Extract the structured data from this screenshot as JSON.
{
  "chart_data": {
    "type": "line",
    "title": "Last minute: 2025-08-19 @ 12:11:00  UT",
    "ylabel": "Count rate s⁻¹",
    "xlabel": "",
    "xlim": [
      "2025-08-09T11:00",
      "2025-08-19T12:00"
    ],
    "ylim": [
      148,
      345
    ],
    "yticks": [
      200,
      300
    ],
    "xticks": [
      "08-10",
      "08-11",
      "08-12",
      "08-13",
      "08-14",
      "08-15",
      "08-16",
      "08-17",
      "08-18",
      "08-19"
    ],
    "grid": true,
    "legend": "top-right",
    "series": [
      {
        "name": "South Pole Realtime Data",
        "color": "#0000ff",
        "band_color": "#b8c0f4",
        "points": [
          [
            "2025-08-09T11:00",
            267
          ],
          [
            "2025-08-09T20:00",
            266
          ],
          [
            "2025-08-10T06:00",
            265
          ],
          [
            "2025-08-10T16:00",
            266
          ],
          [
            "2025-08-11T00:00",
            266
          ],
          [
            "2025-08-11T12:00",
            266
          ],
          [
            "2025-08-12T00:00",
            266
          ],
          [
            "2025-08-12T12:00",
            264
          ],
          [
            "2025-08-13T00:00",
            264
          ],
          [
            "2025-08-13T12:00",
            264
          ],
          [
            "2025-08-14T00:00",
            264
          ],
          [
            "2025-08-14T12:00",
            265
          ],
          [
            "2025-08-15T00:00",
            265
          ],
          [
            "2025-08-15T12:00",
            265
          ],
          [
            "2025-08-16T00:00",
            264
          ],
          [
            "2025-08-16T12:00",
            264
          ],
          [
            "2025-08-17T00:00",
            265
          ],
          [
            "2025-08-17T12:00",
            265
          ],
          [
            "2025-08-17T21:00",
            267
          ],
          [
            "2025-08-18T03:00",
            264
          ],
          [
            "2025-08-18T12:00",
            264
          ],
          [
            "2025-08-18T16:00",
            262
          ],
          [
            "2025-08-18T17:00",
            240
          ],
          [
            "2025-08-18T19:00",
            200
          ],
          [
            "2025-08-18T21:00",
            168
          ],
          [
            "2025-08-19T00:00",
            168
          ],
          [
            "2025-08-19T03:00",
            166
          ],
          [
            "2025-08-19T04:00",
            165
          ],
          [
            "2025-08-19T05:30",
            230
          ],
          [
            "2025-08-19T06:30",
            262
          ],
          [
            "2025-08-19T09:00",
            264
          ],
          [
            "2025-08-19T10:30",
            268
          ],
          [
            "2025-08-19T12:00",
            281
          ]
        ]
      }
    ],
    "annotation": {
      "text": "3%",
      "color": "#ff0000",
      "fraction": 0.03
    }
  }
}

====

__Exercise goal__.
Repeat all entries. Match them exactly.

__Exercise output__.
Extract the structured data from this screenshot as JSON.
{
  "chart_data": {
    "type": "line",
    "title": "Last minute: 2025-08-19 @ 12:11:00  UT",
    "ylabel": "Count rate s⁻¹",
    "xlabel": "",
    "xlim": [
      "2025-08-09T11:00",
      "2025-08-19T12:00"
    ],
    "ylim": [
      148,
      345
    ],
    "yticks": [
      200,
      300
    ],
    "xticks": [
      "08-10",
      "08-11",
      "08-12",
      "08-13",
      "08-14",
      "08-15",
      "08-16",
      "08-17",
      "08-18",
      "08-19"
    ],
    "grid": true,
    "legend": "top-right",
    "series": [
      {
        "name": "South Pole Realtime Data",
        "color": "#0000ff",
        "band_color": "#b8c0f4",
        "points": [
          [
            "2025-08-09T11:00",
            267
          ],
          [
            "2025-08-09T20:00",
            266
          ],
          [
            "2025-08-10T06:00",
            265
          ],
          [
            "2025-08-10T16:00",
            266
          ],
          [
            "2025-08-11T00:00",
            266
          ],
          [
            "2025-08-11T12:00",
            266
          ],
          [
            "2025-08-12T00:00",
            266
          ],
          [
            "2025-08-12T12:00",
            264
          ],
          [
            "2025-08-13T00:00",
            264
          ],
          [
            "2025-08-13T12:00",
            264
          ],
          [
            "2025-08-14T00:00",
            264
          ],
          [
            "2025-08-14T12:00",
            265
          ],
          [
            "2025-08-15T00:00",
            265
          ],
          [
            "2025-08-15T12:00",
            265
          ],
          [
            "2025-08-16T00:00",
            264
          ],
          [
            "2025-08-16T12:00",
            264
          ],
          [
            "2025-08-17T00:00",
            265
          ],
          [
            "2025-08-17T12:00",
            265
          ],
          [
            "2025-08-17T21:00",
            267
          ],
          [
            "2025-08-18T03:00",
            264
          ],
          [
            "2025-08-18T12:00",
            264
          ],
          [
            "2025-08-18T16:00",
            262
          ],
          [
            "2025-08-18T17:00",
            240
          ],
          [
            "2025-08-18T19:00",
            200
          ],
          [
            "2025-08-18T21:00",
            168
          ],
          [
            "2025-08-19T00:00",
            168
          ],
          [
            "2025-08-19T03:00",
            166
          ],
          [
            "2025-08-19T04:00",
            165
          ],
          [
            "2025-08-19T05:30",
            230
          ],
          [
            "2025-08-19T06:30",
            262
          ],
          [
            "2025-08-19T09:00",
            264
          ],
          [
            "2025-08-19T10:30",
            268
          ],
          [
            "2025-08-19T12:00",
            281
          ]
        ]
      }
    ],
    "annotation": {
      "text": "3%",
      "color": "#ff0000",
      "fraction": 0.03
    }
  }
}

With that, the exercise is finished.